Output every entry exactly, from the first line to the last.

---------- Given records ----------

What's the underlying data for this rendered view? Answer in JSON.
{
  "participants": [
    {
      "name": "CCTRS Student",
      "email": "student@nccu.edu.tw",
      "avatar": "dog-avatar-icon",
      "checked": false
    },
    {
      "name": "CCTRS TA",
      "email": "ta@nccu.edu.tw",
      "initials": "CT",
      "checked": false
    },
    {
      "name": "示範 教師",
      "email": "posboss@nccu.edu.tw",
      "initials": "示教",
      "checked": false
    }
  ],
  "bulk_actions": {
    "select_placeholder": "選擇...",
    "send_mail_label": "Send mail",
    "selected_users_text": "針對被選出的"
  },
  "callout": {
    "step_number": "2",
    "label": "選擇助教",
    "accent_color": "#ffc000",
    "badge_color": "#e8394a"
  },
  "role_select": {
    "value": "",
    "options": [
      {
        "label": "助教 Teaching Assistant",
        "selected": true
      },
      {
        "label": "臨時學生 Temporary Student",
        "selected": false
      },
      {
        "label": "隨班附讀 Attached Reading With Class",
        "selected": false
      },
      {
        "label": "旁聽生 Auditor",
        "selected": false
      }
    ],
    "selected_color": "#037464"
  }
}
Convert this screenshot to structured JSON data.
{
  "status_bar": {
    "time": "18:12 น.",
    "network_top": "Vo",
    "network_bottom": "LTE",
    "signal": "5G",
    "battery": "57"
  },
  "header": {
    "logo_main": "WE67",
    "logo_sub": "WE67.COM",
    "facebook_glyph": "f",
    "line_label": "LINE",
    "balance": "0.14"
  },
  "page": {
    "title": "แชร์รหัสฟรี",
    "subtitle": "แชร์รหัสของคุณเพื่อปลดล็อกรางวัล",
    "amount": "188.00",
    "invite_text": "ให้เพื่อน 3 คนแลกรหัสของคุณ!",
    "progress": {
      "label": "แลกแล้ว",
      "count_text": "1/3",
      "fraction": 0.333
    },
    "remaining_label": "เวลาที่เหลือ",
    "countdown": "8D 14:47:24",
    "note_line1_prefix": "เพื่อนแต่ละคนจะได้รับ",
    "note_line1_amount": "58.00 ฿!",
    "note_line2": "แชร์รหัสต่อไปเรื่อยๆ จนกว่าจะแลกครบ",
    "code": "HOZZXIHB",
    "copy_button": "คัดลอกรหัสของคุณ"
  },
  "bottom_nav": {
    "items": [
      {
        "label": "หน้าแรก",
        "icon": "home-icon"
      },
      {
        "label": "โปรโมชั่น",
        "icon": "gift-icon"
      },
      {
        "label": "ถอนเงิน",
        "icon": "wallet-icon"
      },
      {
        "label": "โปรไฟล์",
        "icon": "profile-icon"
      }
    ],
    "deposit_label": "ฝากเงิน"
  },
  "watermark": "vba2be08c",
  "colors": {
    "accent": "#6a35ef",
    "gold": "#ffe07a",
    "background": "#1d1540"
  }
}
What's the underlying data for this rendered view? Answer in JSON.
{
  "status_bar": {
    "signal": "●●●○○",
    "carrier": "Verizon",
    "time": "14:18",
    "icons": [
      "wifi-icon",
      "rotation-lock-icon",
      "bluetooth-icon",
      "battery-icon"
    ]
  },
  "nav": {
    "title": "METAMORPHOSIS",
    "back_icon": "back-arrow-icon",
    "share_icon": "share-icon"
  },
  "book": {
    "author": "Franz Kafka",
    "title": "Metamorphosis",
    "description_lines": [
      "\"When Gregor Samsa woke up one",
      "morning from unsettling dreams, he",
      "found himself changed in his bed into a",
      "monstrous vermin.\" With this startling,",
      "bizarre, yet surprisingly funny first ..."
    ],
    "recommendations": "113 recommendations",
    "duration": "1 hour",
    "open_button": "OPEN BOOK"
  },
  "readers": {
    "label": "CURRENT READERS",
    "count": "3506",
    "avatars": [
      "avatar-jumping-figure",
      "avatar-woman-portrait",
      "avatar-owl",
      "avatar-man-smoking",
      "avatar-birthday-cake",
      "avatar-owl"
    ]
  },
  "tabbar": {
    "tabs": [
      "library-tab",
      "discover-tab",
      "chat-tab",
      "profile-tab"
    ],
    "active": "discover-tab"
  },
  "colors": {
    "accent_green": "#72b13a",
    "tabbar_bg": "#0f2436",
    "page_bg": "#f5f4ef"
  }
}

----------

Answer to the problem:
What's the underlying data for this rendered view? Answer in JSON.
{
  "participants": [
    {
      "name": "CCTRS Student",
      "email": "student@nccu.edu.tw",
      "avatar": "dog-avatar-icon",
      "checked": false
    },
    {
      "name": "CCTRS TA",
      "email": "ta@nccu.edu.tw",
      "initials": "CT",
      "checked": false
    },
    {
      "name": "示範 教師",
      "email": "posboss@nccu.edu.tw",
      "initials": "示教",
      "checked": false
    }
  ],
  "bulk_actions": {
    "select_placeholder": "選擇...",
    "send_mail_label": "Send mail",
    "selected_users_text": "針對被選出的"
  },
  "callout": {
    "step_number": "2",
    "label": "選擇助教",
    "accent_color": "#ffc000",
    "badge_color": "#e8394a"
  },
  "role_select": {
    "value": "",
    "options": [
      {
        "label": "助教 Teaching Assistant",
        "selected": true
      },
      {
        "label": "臨時學生 Temporary Student",
        "selected": false
      },
      {
        "label": "隨班附讀 Attached Reading With Class",
        "selected": false
      },
      {
        "label": "旁聽生 Auditor",
        "selected": false
      }
    ],
    "selected_color": "#037464"
  }
}
Convert this screenshot to structured JSON data.
{
  "status_bar": {
    "time": "18:12 น.",
    "network_top": "Vo",
    "network_bottom": "LTE",
    "signal": "5G",
    "battery": "57"
  },
  "header": {
    "logo_main": "WE67",
    "logo_sub": "WE67.COM",
    "facebook_glyph": "f",
    "line_label": "LINE",
    "balance": "0.14"
  },
  "page": {
    "title": "แชร์รหัสฟรี",
    "subtitle": "แชร์รหัสของคุณเพื่อปลดล็อกรางวัล",
    "amount": "188.00",
    "invite_text": "ให้เพื่อน 3 คนแลกรหัสของคุณ!",
    "progress": {
      "label": "แลกแล้ว",
      "count_text": "1/3",
      "fraction": 0.333
    },
    "remaining_label": "เวลาที่เหลือ",
    "countdown": "8D 14:47:24",
    "note_line1_prefix": "เพื่อนแต่ละคนจะได้รับ",
    "note_line1_amount": "58.00 ฿!",
    "note_line2": "แชร์รหัสต่อไปเรื่อยๆ จนกว่าจะแลกครบ",
    "code": "HOZZXIHB",
    "copy_button": "คัดลอกรหัสของคุณ"
  },
  "bottom_nav": {
    "items": [
      {
        "label": "หน้าแรก",
        "icon": "home-icon"
      },
      {
        "label": "โปรโมชั่น",
        "icon": "gift-icon"
      },
      {
        "label": "ถอนเงิน",
        "icon": "wallet-icon"
      },
      {
        "label": "โปรไฟล์",
        "icon": "profile-icon"
      }
    ],
    "deposit_label": "ฝากเงิน"
  },
  "watermark": "vba2be08c",
  "colors": {
    "accent": "#6a35ef",
    "gold": "#ffe07a",
    "background": "#1d1540"
  }
}
What's the underlying data for this rendered view? Answer in JSON.
{
  "status_bar": {
    "signal": "●●●○○",
    "carrier": "Verizon",
    "time": "14:18",
    "icons": [
      "wifi-icon",
      "rotation-lock-icon",
      "bluetooth-icon",
      "battery-icon"
    ]
  },
  "nav": {
    "title": "METAMORPHOSIS",
    "back_icon": "back-arrow-icon",
    "share_icon": "share-icon"
  },
  "book": {
    "author": "Franz Kafka",
    "title": "Metamorphosis",
    "description_lines": [
      "\"When Gregor Samsa woke up one",
      "morning from unsettling dreams, he",
      "found himself changed in his bed into a",
      "monstrous vermin.\" With this startling,",
      "bizarre, yet surprisingly funny first ..."
    ],
    "recommendations": "113 recommendations",
    "duration": "1 hour",
    "open_button": "OPEN BOOK"
  },
  "readers": {
    "label": "CURRENT READERS",
    "count": "3506",
    "avatars": [
      "avatar-jumping-figure",
      "avatar-woman-portrait",
      "avatar-owl",
      "avatar-man-smoking",
      "avatar-birthday-cake",
      "avatar-owl"
    ]
  },
  "tabbar": {
    "tabs": [
      "library-tab",
      "discover-tab",
      "chat-tab",
      "profile-tab"
    ],
    "active": "discover-tab"
  },
  "colors": {
    "accent_green": "#72b13a",
    "tabbar_bg": "#0f2436",
    "page_bg": "#f5f4ef"
  }
}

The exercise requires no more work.